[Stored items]
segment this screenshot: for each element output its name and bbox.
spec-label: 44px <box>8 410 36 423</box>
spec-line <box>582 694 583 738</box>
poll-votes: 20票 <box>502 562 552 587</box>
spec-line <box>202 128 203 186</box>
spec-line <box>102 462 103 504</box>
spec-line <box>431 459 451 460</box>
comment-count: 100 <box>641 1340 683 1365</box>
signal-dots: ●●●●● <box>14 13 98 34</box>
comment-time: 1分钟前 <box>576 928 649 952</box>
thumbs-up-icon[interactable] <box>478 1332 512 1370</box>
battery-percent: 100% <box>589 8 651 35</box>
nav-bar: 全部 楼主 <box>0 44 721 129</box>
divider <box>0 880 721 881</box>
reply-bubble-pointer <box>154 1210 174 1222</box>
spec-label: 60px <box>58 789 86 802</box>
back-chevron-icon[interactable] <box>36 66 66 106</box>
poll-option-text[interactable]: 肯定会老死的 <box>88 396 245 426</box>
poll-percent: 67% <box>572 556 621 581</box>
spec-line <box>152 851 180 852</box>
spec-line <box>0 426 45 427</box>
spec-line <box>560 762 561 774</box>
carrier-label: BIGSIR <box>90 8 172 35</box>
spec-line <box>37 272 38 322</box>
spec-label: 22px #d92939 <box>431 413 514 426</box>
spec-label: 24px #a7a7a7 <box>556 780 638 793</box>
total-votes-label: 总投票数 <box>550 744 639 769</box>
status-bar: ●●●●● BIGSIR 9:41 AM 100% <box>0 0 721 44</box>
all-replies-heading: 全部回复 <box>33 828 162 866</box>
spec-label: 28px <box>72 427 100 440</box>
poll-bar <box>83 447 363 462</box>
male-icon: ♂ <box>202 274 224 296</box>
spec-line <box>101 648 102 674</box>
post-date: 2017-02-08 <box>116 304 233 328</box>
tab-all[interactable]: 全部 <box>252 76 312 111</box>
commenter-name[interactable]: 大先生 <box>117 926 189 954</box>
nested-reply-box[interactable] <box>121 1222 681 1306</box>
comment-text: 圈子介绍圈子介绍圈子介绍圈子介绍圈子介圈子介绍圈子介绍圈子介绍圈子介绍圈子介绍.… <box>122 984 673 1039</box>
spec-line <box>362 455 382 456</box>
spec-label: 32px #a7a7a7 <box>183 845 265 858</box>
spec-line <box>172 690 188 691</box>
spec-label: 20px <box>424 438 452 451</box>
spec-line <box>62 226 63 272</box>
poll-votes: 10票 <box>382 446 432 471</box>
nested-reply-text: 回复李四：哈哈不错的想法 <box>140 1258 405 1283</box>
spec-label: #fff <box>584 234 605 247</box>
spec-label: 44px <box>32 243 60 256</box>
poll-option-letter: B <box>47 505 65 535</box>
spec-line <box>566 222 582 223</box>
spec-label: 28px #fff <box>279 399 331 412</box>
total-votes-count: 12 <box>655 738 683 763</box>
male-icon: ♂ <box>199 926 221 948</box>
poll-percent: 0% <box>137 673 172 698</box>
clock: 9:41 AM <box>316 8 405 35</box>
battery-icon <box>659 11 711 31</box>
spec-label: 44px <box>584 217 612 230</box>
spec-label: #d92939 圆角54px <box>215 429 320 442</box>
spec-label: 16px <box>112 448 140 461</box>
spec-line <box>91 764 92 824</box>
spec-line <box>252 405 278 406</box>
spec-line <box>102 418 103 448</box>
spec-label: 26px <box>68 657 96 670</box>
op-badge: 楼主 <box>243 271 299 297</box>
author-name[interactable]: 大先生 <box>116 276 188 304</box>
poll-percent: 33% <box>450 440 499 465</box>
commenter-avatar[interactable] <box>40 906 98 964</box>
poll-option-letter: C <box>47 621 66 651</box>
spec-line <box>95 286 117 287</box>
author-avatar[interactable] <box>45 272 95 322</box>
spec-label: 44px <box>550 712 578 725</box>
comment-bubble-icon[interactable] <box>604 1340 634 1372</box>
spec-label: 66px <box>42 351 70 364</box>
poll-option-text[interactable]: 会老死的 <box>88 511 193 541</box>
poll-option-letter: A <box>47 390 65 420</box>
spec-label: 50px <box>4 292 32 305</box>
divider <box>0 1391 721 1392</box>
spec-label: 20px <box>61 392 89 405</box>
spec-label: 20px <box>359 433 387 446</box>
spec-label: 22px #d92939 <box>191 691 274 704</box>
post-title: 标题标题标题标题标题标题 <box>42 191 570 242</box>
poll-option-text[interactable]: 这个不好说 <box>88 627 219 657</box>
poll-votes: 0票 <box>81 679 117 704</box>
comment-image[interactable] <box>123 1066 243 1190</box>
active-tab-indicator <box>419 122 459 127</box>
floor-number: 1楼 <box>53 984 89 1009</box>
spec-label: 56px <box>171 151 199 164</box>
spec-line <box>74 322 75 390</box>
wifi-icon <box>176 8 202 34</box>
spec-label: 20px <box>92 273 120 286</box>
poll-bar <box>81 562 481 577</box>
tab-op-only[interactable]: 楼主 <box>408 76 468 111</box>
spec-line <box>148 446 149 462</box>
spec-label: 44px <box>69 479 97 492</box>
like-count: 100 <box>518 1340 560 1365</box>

__WRITTEN PROBLEM__:
Starting with the first line of the listing and going on through the line with "back-chevron-icon[interactable] <box>36 66", write those lines out again, substituting "measure-line" for every "spec-line" and leaving the rest unchanged.

__EXERCISE RESULT__:
segment this screenshot: for each element output its name and bbox.
spec-label: 44px <box>8 410 36 423</box>
measure-line <box>582 694 583 738</box>
poll-votes: 20票 <box>502 562 552 587</box>
measure-line <box>202 128 203 186</box>
measure-line <box>102 462 103 504</box>
measure-line <box>431 459 451 460</box>
comment-count: 100 <box>641 1340 683 1365</box>
signal-dots: ●●●●● <box>14 13 98 34</box>
comment-time: 1分钟前 <box>576 928 649 952</box>
thumbs-up-icon[interactable] <box>478 1332 512 1370</box>
battery-percent: 100% <box>589 8 651 35</box>
nav-bar: 全部 楼主 <box>0 44 721 129</box>
divider <box>0 880 721 881</box>
reply-bubble-pointer <box>154 1210 174 1222</box>
spec-label: 60px <box>58 789 86 802</box>
back-chevron-icon[interactable] <box>36 66 66 106</box>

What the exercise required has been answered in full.